-------- DATA SHOWN --------

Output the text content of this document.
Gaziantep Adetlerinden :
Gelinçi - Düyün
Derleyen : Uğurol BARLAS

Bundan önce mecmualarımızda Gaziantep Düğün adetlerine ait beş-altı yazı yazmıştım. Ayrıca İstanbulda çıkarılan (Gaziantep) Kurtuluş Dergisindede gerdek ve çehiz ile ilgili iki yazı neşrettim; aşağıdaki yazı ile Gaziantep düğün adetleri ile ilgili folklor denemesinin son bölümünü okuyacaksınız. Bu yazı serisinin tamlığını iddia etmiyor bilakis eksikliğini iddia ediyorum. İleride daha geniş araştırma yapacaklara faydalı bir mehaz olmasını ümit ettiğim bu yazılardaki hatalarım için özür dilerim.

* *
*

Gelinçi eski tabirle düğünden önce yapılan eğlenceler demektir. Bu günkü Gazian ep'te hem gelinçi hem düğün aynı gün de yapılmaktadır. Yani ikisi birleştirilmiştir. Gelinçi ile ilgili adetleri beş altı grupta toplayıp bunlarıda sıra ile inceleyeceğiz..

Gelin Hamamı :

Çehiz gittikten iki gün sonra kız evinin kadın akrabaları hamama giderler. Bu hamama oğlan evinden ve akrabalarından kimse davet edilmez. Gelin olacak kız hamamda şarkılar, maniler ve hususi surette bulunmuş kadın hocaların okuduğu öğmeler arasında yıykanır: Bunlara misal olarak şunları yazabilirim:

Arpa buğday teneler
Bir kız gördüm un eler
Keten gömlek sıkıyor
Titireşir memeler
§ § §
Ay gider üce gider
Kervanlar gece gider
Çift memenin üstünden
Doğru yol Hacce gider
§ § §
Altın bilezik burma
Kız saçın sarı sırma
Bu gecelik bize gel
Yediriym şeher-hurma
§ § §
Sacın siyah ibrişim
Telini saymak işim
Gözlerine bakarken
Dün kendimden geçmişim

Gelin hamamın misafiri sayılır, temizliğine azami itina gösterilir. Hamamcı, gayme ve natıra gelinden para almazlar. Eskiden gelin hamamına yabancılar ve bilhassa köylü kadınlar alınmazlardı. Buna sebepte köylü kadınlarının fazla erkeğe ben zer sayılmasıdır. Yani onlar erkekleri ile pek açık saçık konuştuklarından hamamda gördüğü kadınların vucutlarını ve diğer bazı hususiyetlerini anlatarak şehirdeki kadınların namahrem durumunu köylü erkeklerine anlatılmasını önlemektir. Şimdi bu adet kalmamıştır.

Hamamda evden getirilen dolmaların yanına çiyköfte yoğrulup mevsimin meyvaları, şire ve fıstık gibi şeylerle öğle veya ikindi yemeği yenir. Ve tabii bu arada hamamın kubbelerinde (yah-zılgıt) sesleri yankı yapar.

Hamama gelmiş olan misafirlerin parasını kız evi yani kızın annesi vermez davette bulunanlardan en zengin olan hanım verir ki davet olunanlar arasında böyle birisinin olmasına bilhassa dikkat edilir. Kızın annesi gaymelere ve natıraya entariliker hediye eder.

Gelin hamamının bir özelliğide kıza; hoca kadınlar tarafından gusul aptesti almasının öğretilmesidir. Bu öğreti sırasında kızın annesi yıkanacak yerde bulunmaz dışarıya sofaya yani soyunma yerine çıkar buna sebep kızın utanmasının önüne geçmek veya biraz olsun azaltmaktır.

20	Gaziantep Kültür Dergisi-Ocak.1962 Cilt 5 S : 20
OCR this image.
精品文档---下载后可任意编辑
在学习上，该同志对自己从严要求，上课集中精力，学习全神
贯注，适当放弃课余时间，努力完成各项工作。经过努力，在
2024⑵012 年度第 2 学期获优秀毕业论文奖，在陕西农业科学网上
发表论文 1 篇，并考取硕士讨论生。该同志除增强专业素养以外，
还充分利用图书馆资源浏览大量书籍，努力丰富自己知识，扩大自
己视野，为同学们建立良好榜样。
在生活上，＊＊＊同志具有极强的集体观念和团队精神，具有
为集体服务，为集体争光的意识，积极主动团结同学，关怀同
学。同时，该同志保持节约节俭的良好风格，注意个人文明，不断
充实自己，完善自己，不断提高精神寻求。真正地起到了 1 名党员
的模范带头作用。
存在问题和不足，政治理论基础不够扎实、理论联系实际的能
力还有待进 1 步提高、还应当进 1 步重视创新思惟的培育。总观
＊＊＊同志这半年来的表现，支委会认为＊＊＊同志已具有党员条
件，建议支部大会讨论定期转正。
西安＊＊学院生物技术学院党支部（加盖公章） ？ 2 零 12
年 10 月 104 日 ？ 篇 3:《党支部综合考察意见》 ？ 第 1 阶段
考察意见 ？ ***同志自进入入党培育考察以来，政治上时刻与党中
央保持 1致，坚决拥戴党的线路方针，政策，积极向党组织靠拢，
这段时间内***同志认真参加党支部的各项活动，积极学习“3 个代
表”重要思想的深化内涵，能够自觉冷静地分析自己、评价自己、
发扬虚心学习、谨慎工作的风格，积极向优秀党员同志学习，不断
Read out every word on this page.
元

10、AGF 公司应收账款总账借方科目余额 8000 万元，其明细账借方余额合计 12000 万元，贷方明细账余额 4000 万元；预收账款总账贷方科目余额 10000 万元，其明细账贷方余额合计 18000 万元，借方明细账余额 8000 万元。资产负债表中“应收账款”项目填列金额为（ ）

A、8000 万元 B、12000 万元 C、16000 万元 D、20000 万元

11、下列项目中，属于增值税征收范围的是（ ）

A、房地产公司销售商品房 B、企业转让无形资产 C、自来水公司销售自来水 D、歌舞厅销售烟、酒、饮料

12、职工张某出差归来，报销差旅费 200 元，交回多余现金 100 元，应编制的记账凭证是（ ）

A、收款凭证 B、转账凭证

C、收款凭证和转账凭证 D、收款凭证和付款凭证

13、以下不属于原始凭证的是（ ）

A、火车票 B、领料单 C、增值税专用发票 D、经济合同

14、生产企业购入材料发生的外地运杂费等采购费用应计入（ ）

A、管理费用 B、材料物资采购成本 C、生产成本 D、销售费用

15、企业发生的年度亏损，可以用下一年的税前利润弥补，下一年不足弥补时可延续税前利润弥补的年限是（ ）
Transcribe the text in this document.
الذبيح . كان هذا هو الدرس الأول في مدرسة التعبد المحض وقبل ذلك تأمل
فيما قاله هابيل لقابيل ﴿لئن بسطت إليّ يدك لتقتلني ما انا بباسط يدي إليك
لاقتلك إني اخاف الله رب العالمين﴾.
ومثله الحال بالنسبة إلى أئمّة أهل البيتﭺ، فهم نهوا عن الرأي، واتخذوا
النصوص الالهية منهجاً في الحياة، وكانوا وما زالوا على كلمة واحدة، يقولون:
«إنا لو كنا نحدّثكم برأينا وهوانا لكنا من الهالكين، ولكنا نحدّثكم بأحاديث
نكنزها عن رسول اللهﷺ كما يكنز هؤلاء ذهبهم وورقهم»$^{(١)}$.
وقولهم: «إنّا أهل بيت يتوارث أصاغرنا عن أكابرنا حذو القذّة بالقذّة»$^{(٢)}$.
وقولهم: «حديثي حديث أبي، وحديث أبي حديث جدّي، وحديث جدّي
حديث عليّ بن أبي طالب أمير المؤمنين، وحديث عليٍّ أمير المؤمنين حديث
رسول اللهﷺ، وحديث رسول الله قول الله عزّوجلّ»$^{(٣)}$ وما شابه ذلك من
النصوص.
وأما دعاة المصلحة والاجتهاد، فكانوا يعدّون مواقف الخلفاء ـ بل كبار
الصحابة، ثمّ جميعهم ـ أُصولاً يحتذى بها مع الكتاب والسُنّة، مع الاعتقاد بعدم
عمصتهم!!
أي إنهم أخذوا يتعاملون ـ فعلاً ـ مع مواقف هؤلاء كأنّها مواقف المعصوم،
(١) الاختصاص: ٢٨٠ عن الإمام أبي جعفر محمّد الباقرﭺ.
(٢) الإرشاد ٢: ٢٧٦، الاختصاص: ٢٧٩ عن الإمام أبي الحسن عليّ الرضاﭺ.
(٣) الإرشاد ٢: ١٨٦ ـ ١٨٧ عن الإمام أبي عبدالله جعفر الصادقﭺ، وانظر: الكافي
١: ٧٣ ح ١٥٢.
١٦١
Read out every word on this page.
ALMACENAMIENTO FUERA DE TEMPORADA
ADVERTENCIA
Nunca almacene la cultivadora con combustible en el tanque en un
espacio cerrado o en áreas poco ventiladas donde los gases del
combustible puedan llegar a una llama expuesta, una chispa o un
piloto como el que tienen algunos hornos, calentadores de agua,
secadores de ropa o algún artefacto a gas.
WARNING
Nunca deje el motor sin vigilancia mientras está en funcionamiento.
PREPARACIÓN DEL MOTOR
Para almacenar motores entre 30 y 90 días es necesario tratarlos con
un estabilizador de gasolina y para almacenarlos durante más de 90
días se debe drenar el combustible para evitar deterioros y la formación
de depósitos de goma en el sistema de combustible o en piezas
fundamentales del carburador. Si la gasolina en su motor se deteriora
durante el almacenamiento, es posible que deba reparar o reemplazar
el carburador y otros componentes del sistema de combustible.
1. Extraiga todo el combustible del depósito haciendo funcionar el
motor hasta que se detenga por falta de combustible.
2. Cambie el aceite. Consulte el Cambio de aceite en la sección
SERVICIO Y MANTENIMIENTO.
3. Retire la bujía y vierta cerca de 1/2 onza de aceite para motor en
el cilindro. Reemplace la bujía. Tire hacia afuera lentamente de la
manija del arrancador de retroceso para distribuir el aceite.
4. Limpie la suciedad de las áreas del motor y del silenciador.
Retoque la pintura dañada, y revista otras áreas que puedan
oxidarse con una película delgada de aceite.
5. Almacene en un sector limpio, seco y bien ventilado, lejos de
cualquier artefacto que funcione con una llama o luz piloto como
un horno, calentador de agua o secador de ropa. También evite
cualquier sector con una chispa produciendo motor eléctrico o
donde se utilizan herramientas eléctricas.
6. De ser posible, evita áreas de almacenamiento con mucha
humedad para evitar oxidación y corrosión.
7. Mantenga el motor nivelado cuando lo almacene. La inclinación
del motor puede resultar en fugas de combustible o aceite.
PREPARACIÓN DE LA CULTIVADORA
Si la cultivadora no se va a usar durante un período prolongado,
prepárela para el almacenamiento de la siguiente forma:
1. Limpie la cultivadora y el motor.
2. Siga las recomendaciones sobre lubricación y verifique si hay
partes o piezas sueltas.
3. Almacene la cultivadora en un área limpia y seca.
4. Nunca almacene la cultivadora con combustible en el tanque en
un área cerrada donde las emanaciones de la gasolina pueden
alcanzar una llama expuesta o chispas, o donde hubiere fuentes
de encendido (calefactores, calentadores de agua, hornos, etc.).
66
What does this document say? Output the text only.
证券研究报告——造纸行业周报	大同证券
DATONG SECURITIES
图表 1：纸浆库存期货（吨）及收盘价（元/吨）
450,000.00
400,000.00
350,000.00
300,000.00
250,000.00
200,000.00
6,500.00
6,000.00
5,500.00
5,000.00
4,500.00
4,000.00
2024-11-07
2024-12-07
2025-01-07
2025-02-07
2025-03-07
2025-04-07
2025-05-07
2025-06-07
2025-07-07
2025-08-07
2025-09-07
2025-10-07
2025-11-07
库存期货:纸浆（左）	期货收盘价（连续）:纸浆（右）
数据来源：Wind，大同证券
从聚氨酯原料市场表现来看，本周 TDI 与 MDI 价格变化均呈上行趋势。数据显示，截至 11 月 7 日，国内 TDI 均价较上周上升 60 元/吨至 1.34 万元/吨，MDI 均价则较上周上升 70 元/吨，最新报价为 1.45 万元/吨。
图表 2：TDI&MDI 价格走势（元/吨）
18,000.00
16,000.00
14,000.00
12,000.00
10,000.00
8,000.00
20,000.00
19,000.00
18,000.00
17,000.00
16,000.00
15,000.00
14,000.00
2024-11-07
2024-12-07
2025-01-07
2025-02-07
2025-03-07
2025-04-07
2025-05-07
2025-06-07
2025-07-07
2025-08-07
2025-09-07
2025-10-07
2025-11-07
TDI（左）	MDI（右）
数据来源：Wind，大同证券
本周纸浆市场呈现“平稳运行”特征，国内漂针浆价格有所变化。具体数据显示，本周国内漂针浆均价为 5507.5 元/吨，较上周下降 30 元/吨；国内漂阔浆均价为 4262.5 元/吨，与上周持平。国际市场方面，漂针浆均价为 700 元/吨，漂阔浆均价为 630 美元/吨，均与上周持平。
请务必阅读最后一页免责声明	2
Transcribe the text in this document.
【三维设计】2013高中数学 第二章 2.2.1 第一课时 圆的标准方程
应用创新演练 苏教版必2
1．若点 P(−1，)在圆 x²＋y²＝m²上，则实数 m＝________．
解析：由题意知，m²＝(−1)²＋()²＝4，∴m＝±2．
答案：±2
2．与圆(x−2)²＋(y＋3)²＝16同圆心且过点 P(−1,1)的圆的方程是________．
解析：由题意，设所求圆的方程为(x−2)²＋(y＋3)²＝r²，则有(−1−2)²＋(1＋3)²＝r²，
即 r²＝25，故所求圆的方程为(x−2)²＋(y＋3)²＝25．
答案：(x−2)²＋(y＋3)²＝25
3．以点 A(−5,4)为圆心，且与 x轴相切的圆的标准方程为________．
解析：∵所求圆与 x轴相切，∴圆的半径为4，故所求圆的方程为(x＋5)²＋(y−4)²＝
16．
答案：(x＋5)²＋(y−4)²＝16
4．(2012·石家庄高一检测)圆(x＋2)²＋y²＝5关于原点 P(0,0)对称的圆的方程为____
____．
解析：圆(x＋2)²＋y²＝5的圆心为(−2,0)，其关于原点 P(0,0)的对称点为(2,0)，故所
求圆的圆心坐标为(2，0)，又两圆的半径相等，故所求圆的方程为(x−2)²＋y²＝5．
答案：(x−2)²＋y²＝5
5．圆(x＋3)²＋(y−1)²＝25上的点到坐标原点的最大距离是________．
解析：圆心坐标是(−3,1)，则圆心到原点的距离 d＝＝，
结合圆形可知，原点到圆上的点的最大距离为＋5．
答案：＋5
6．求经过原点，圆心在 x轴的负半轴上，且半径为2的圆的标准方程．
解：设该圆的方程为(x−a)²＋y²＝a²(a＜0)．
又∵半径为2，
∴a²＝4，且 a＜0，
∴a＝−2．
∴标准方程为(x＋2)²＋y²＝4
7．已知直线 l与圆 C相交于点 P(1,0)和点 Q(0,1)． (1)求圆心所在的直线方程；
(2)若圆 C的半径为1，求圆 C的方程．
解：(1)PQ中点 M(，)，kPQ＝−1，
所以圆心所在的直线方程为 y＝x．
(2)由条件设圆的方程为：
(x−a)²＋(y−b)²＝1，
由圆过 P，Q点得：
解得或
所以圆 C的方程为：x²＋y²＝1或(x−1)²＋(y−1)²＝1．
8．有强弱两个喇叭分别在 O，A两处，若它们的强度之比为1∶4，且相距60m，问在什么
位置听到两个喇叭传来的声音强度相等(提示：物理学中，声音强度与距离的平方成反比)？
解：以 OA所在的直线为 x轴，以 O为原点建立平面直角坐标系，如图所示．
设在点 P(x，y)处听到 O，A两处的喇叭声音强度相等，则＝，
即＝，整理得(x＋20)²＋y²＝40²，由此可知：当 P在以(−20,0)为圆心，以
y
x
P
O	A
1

--------

__GIVEN TASK__: Filter out all lines lacking the word "الإمام" and copy the rest.

__EXERCISE OUTPUT__:
(١) الاختصاص: ٢٨٠ عن الإمام أبي جعفر محمّد الباقرﭺ.
(٢) الإرشاد ٢: ٢٧٦، الاختصاص: ٢٧٩ عن الإمام أبي الحسن عليّ الرضاﭺ.
(٣) الإرشاد ٢: ١٨٦ ـ ١٨٧ عن الإمام أبي عبدالله جعفر الصادقﭺ، وانظر: الكافي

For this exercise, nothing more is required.